- _RECORDS FOR THIS EXERCISE_:
= = = = =

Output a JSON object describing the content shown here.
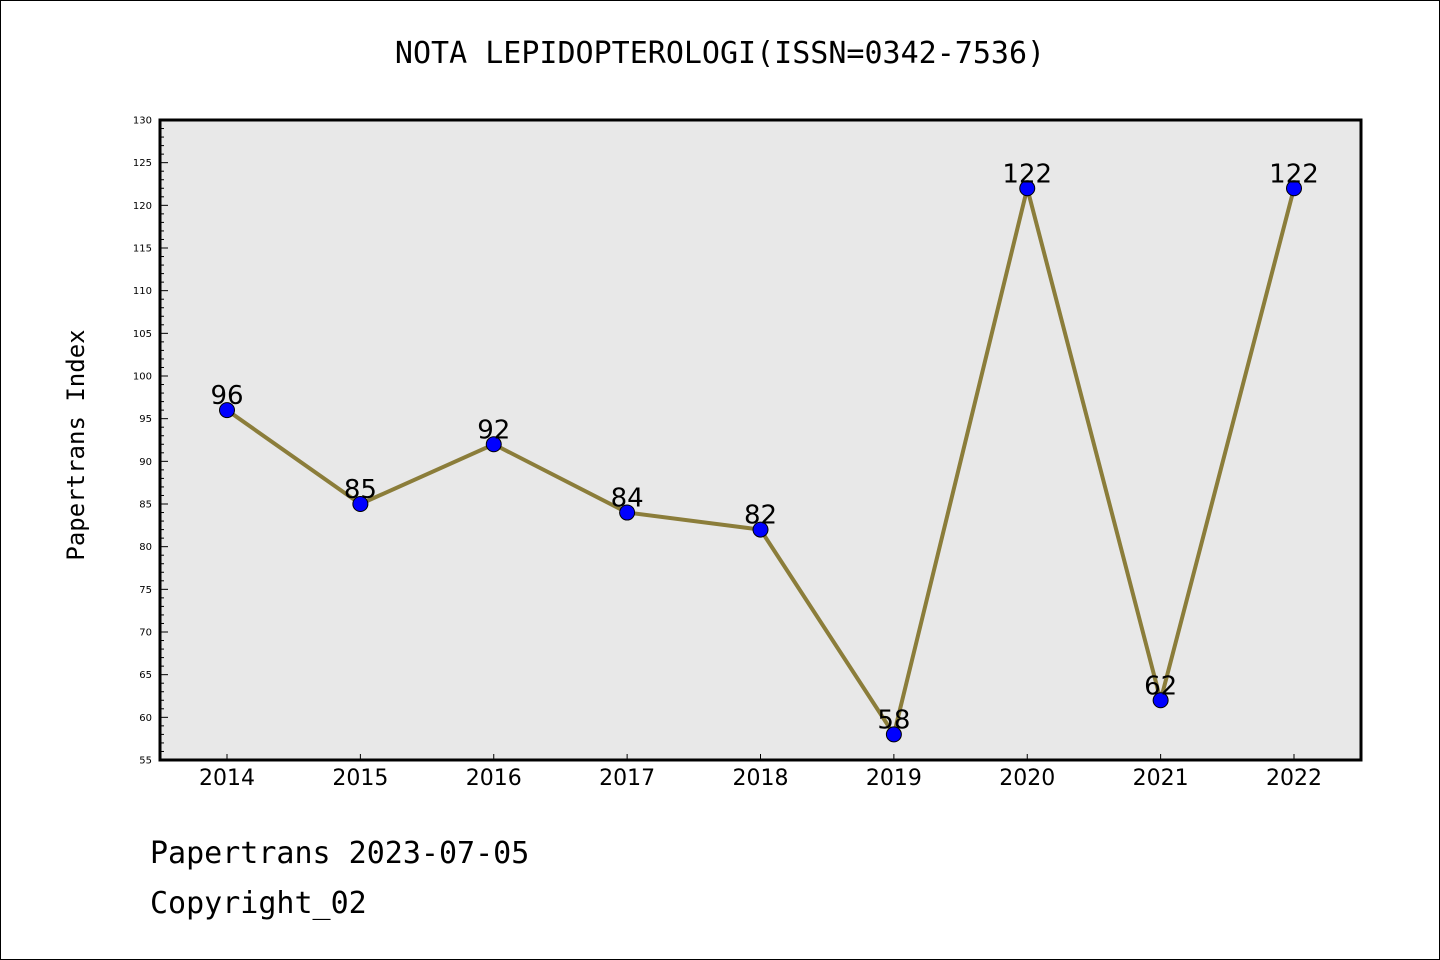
{
  "chart_data": {
    "type": "line",
    "title": "NOTA LEPIDOPTEROLOGI(ISSN=0342-7536)",
    "xlabel": "",
    "ylabel": "Papertrans Index",
    "categories": [
      "2014",
      "2015",
      "2016",
      "2017",
      "2018",
      "2019",
      "2020",
      "2021",
      "2022"
    ],
    "series": [
      {
        "values": [
          96,
          85,
          92,
          84,
          82,
          58,
          122,
          62,
          122
        ]
      }
    ],
    "ylim": [
      55,
      130
    ],
    "yticks": [
      55,
      60,
      65,
      70,
      75,
      80,
      85,
      90,
      95,
      100,
      105,
      110,
      115,
      120,
      125,
      130
    ],
    "grid": false,
    "colors": {
      "line": "#8b7d3a",
      "marker": "#0000ff",
      "plot_background": "#e8e8e8"
    }
  },
  "footer": {
    "line1": "Papertrans 2023-07-05",
    "line2": "Copyright_02"
  }
}
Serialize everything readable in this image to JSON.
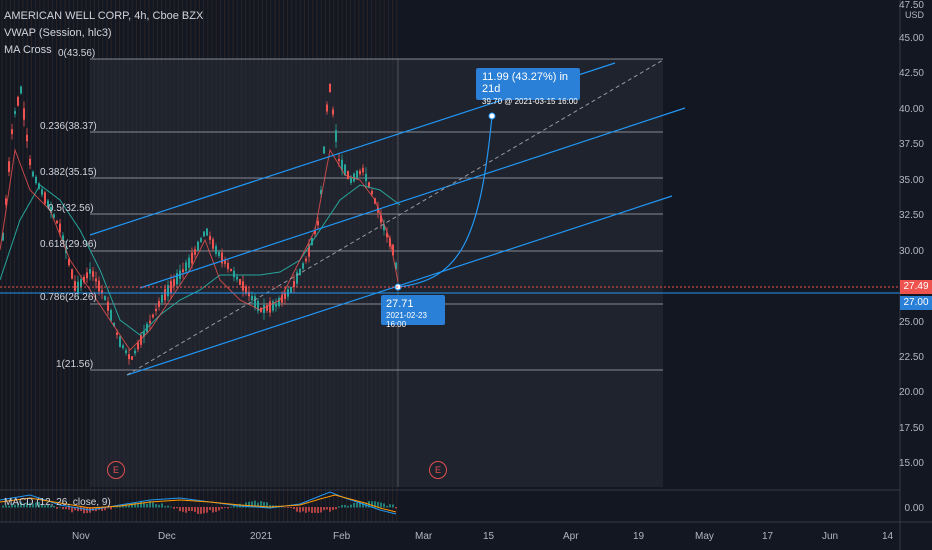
{
  "header": {
    "symbol": "AMERICAN WELL CORP, 4h, Cboe BZX",
    "indicators": [
      "VWAP (Session, hlc3)",
      "MA Cross"
    ],
    "macd": "MACD (12, 26, close, 9)"
  },
  "price_axis": {
    "currency": "USD",
    "ticks": [
      "45.00",
      "42.50",
      "40.00",
      "37.50",
      "35.00",
      "32.50",
      "30.00",
      "25.00",
      "22.50",
      "20.00",
      "17.50",
      "15.00",
      "0.00"
    ],
    "partial_top": "47.50",
    "current_price": "27.49",
    "crosshair_price": "27.00"
  },
  "time_axis": {
    "ticks": [
      "Nov",
      "Dec",
      "2021",
      "Feb",
      "Mar",
      "15",
      "Apr",
      "19",
      "May",
      "17",
      "Jun",
      "14"
    ]
  },
  "fib_levels": [
    {
      "label": "0(43.56)"
    },
    {
      "label": "0.236(38.37)"
    },
    {
      "label": "0.382(35.15)"
    },
    {
      "label": "0.5(32.56)"
    },
    {
      "label": "0.618(29.96)"
    },
    {
      "label": "0.786(26.26)"
    },
    {
      "label": "1(21.56)"
    }
  ],
  "projection": {
    "headline": "11.99 (43.27%) in 21d",
    "subline": "39.70 @ 2021-03-15  16:00"
  },
  "anchor": {
    "price": "27.71",
    "datetime": "2021-02-23  16:00"
  },
  "earnings_marker": "E",
  "colors": {
    "background": "#131722",
    "accent": "#2a7fd6",
    "up": "#26a69a",
    "down": "#ef5350",
    "current_price_tag": "#ef5350",
    "channel_line": "#2196f3"
  }
}
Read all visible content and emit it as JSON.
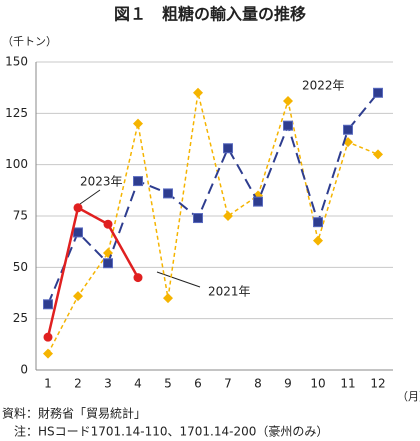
{
  "chart_data": {
    "type": "line",
    "title": "図１　粗糖の輸入量の推移",
    "y_unit_label": "（千トン）",
    "x_unit_label": "（月）",
    "categories": [
      "1",
      "2",
      "3",
      "4",
      "5",
      "6",
      "7",
      "8",
      "9",
      "10",
      "11",
      "12"
    ],
    "series": [
      {
        "name": "2021年",
        "color": "#f5b400",
        "marker": "diamond",
        "dash": "4,3",
        "values": [
          8,
          36,
          57,
          120,
          35,
          135,
          75,
          85,
          131,
          63,
          111,
          105
        ]
      },
      {
        "name": "2022年",
        "color": "#2e3d8f",
        "marker": "square",
        "dash": "11,6",
        "values": [
          32,
          67,
          52,
          92,
          86,
          74,
          108,
          82,
          119,
          72,
          117,
          135
        ]
      },
      {
        "name": "2023年",
        "color": "#e02020",
        "marker": "circle",
        "dash": "none",
        "values": [
          16,
          79,
          71,
          45,
          null,
          null,
          null,
          null,
          null,
          null,
          null,
          null
        ]
      }
    ],
    "ylim": [
      0,
      150
    ],
    "yticks": [
      0,
      25,
      50,
      75,
      100,
      125,
      150
    ],
    "grid": true,
    "notes": [
      "資料：財務省「貿易統計」",
      "注：HSコード1701.14-110、1701.14-200（豪州のみ）"
    ]
  }
}
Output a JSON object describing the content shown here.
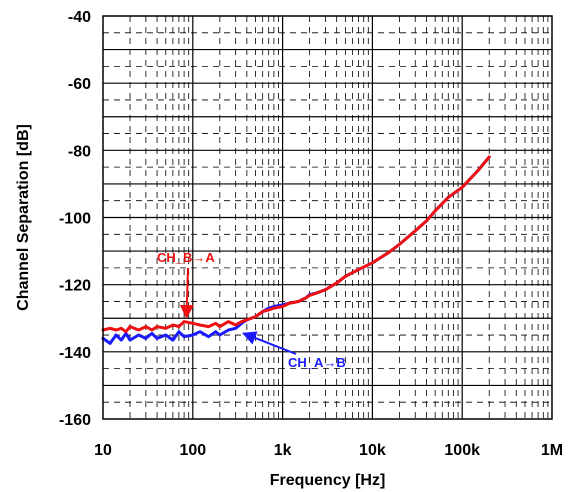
{
  "chart_data": {
    "type": "line",
    "xlabel": "Frequency [Hz]",
    "ylabel": "Channel Separation [dB]",
    "xscale": "log",
    "xlim": [
      10,
      1000000
    ],
    "ylim": [
      -160,
      -40
    ],
    "grid": true,
    "x_tick_labels": [
      "10",
      "100",
      "1k",
      "10k",
      "100k",
      "1M"
    ],
    "y_tick_labels": [
      "-40",
      "-60",
      "-80",
      "-100",
      "-120",
      "-140",
      "-160"
    ],
    "series": [
      {
        "name": "CH_A→B",
        "color": "#1a1aff",
        "x": [
          10,
          12,
          14,
          16,
          18,
          20,
          25,
          30,
          35,
          40,
          50,
          60,
          70,
          80,
          100,
          120,
          150,
          180,
          200,
          250,
          300,
          350,
          400,
          500,
          600,
          700,
          800,
          1000,
          1200,
          1500,
          1800,
          2000,
          2500,
          3000,
          4000,
          5000,
          7000,
          10000,
          15000,
          20000,
          30000,
          40000,
          50000,
          70000,
          100000,
          150000,
          200000
        ],
        "y": [
          -136,
          -137.5,
          -135,
          -136.5,
          -134.5,
          -136.5,
          -135,
          -136,
          -134.5,
          -136,
          -135,
          -136.5,
          -134,
          -135.5,
          -135,
          -134,
          -135.5,
          -134,
          -135,
          -133.5,
          -133,
          -131.5,
          -130.5,
          -129.5,
          -128,
          -127,
          -126.5,
          -126,
          -125.5,
          -125,
          -124,
          -123,
          -122.3,
          -121.5,
          -119.5,
          -117.5,
          -115.5,
          -113.5,
          -110.5,
          -108,
          -104,
          -101,
          -98,
          -94,
          -91,
          -86,
          -82
        ]
      },
      {
        "name": "CH_B→A",
        "color": "#ee1111",
        "x": [
          10,
          12,
          14,
          16,
          18,
          20,
          25,
          30,
          35,
          40,
          50,
          60,
          70,
          80,
          100,
          120,
          150,
          180,
          200,
          250,
          300,
          350,
          400,
          500,
          600,
          700,
          800,
          1000,
          1200,
          1500,
          1800,
          2000,
          2500,
          3000,
          4000,
          5000,
          7000,
          10000,
          15000,
          20000,
          30000,
          40000,
          50000,
          70000,
          100000,
          150000,
          200000
        ],
        "y": [
          -133.5,
          -133,
          -133.5,
          -133,
          -134,
          -132.5,
          -133.5,
          -132.5,
          -133.5,
          -132.5,
          -133,
          -132,
          -132.5,
          -131,
          -131.5,
          -132,
          -132.5,
          -131.5,
          -132.5,
          -131,
          -132,
          -131,
          -130.5,
          -129.5,
          -128,
          -127.5,
          -127,
          -126.5,
          -125.5,
          -125,
          -124,
          -123.2,
          -122.3,
          -121.5,
          -119.5,
          -117.5,
          -115.5,
          -113.5,
          -110.5,
          -108,
          -104,
          -101,
          -98,
          -94,
          -91,
          -86,
          -82
        ]
      }
    ],
    "annotations": [
      {
        "text": "CH_B→A",
        "color": "#ee1111",
        "arrow_to": {
          "x": 85,
          "y": -131
        }
      },
      {
        "text": "CH_A→B",
        "color": "#1a1aff",
        "arrow_to": {
          "x": 330,
          "y": -133
        }
      }
    ]
  }
}
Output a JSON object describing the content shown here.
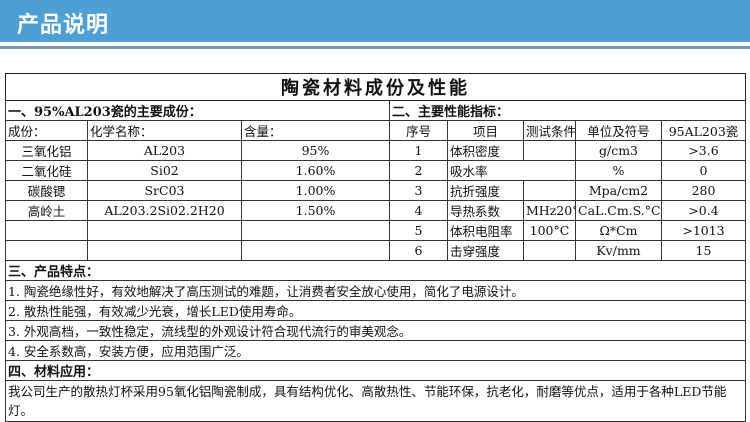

= = = = =

- _AIM OF THE EXERCISE_: Exclude the images and reproduce the remaining data exactly.

- _RESULT_:
Output a JSON object describing the content shown here.
{
  "chart_data": {
    "type": "line",
    "title": "NOTA LEPIDOPTEROLOGI(ISSN=0342-7536)",
    "xlabel": "",
    "ylabel": "Papertrans Index",
    "categories": [
      "2014",
      "2015",
      "2016",
      "2017",
      "2018",
      "2019",
      "2020",
      "2021",
      "2022"
    ],
    "series": [
      {
        "values": [
          96,
          85,
          92,
          84,
          82,
          58,
          122,
          62,
          122
        ]
      }
    ],
    "ylim": [
      55,
      130
    ],
    "yticks": [
      55,
      60,
      65,
      70,
      75,
      80,
      85,
      90,
      95,
      100,
      105,
      110,
      115,
      120,
      125,
      130
    ],
    "grid": false,
    "colors": {
      "line": "#8b7d3a",
      "marker": "#0000ff",
      "plot_background": "#e8e8e8"
    }
  },
  "footer": {
    "line1": "Papertrans 2023-07-05",
    "line2": "Copyright_02"
  }
}
Serialize everything readable in this image to JSON.
{
  "header": {
    "symbol": "AMERICAN WELL CORP, 4h, Cboe BZX",
    "indicators": [
      "VWAP (Session, hlc3)",
      "MA Cross"
    ],
    "macd": "MACD (12, 26, close, 9)"
  },
  "price_axis": {
    "currency": "USD",
    "ticks": [
      "45.00",
      "42.50",
      "40.00",
      "37.50",
      "35.00",
      "32.50",
      "30.00",
      "25.00",
      "22.50",
      "20.00",
      "17.50",
      "15.00",
      "0.00"
    ],
    "partial_top": "47.50",
    "current_price": "27.49",
    "crosshair_price": "27.00"
  },
  "time_axis": {
    "ticks": [
      "Nov",
      "Dec",
      "2021",
      "Feb",
      "Mar",
      "15",
      "Apr",
      "19",
      "May",
      "17",
      "Jun",
      "14"
    ]
  },
  "fib_levels": [
    {
      "label": "0(43.56)"
    },
    {
      "label": "0.236(38.37)"
    },
    {
      "label": "0.382(35.15)"
    },
    {
      "label": "0.5(32.56)"
    },
    {
      "label": "0.618(29.96)"
    },
    {
      "label": "0.786(26.26)"
    },
    {
      "label": "1(21.56)"
    }
  ],
  "projection": {
    "headline": "11.99 (43.27%) in 21d",
    "subline": "39.70 @ 2021-03-15  16:00"
  },
  "anchor": {
    "price": "27.71",
    "datetime": "2021-02-23  16:00"
  },
  "earnings_marker": "E",
  "colors": {
    "background": "#131722",
    "accent": "#2a7fd6",
    "up": "#26a69a",
    "down": "#ef5350",
    "current_price_tag": "#ef5350",
    "channel_line": "#2196f3"
  }
}
Read all visible content and emit it as JSON.
{
  "chart_data": {
    "type": "line",
    "title": "図１　粗糖の輸入量の推移",
    "y_unit_label": "（千トン）",
    "x_unit_label": "（月）",
    "categories": [
      "1",
      "2",
      "3",
      "4",
      "5",
      "6",
      "7",
      "8",
      "9",
      "10",
      "11",
      "12"
    ],
    "series": [
      {
        "name": "2021年",
        "color": "#f5b400",
        "marker": "diamond",
        "dash": "4,3",
        "values": [
          8,
          36,
          57,
          120,
          35,
          135,
          75,
          85,
          131,
          63,
          111,
          105
        ]
      },
      {
        "name": "2022年",
        "color": "#2e3d8f",
        "marker": "square",
        "dash": "11,6",
        "values": [
          32,
          67,
          52,
          92,
          86,
          74,
          108,
          82,
          119,
          72,
          117,
          135
        ]
      },
      {
        "name": "2023年",
        "color": "#e02020",
        "marker": "circle",
        "dash": "none",
        "values": [
          16,
          79,
          71,
          45,
          null,
          null,
          null,
          null,
          null,
          null,
          null,
          null
        ]
      }
    ],
    "ylim": [
      0,
      150
    ],
    "yticks": [
      0,
      25,
      50,
      75,
      100,
      125,
      150
    ],
    "grid": true,
    "notes": [
      "資料：財務省「貿易統計」",
      "注：HSコード1701.14-110、1701.14-200（豪州のみ）"
    ]
  }
}
Output a JSON object describing the content shown here.
{
  "chart_data": {
    "type": "line",
    "xlabel": "Frequency [Hz]",
    "ylabel": "Channel Separation [dB]",
    "xscale": "log",
    "xlim": [
      10,
      1000000
    ],
    "ylim": [
      -160,
      -40
    ],
    "grid": true,
    "x_tick_labels": [
      "10",
      "100",
      "1k",
      "10k",
      "100k",
      "1M"
    ],
    "y_tick_labels": [
      "-40",
      "-60",
      "-80",
      "-100",
      "-120",
      "-140",
      "-160"
    ],
    "series": [
      {
        "name": "CH_A→B",
        "color": "#1a1aff",
        "x": [
          10,
          12,
          14,
          16,
          18,
          20,
          25,
          30,
          35,
          40,
          50,
          60,
          70,
          80,
          100,
          120,
          150,
          180,
          200,
          250,
          300,
          350,
          400,
          500,
          600,
          700,
          800,
          1000,
          1200,
          1500,
          1800,
          2000,
          2500,
          3000,
          4000,
          5000,
          7000,
          10000,
          15000,
          20000,
          30000,
          40000,
          50000,
          70000,
          100000,
          150000,
          200000
        ],
        "y": [
          -136,
          -137.5,
          -135,
          -136.5,
          -134.5,
          -136.5,
          -135,
          -136,
          -134.5,
          -136,
          -135,
          -136.5,
          -134,
          -135.5,
          -135,
          -134,
          -135.5,
          -134,
          -135,
          -133.5,
          -133,
          -131.5,
          -130.5,
          -129.5,
          -128,
          -127,
          -126.5,
          -126,
          -125.5,
          -125,
          -124,
          -123,
          -122.3,
          -121.5,
          -119.5,
          -117.5,
          -115.5,
          -113.5,
          -110.5,
          -108,
          -104,
          -101,
          -98,
          -94,
          -91,
          -86,
          -82
        ]
      },
      {
        "name": "CH_B→A",
        "color": "#ee1111",
        "x": [
          10,
          12,
          14,
          16,
          18,
          20,
          25,
          30,
          35,
          40,
          50,
          60,
          70,
          80,
          100,
          120,
          150,
          180,
          200,
          250,
          300,
          350,
          400,
          500,
          600,
          700,
          800,
          1000,
          1200,
          1500,
          1800,
          2000,
          2500,
          3000,
          4000,
          5000,
          7000,
          10000,
          15000,
          20000,
          30000,
          40000,
          50000,
          70000,
          100000,
          150000,
          200000
        ],
        "y": [
          -133.5,
          -133,
          -133.5,
          -133,
          -134,
          -132.5,
          -133.5,
          -132.5,
          -133.5,
          -132.5,
          -133,
          -132,
          -132.5,
          -131,
          -131.5,
          -132,
          -132.5,
          -131.5,
          -132.5,
          -131,
          -132,
          -131,
          -130.5,
          -129.5,
          -128,
          -127.5,
          -127,
          -126.5,
          -125.5,
          -125,
          -124,
          -123.2,
          -122.3,
          -121.5,
          -119.5,
          -117.5,
          -115.5,
          -113.5,
          -110.5,
          -108,
          -104,
          -101,
          -98,
          -94,
          -91,
          -86,
          -82
        ]
      }
    ],
    "annotations": [
      {
        "text": "CH_B→A",
        "color": "#ee1111",
        "arrow_to": {
          "x": 85,
          "y": -131
        }
      },
      {
        "text": "CH_A→B",
        "color": "#1a1aff",
        "arrow_to": {
          "x": 330,
          "y": -133
        }
      }
    ]
  }
}
Output a JSON object describing the content shown here.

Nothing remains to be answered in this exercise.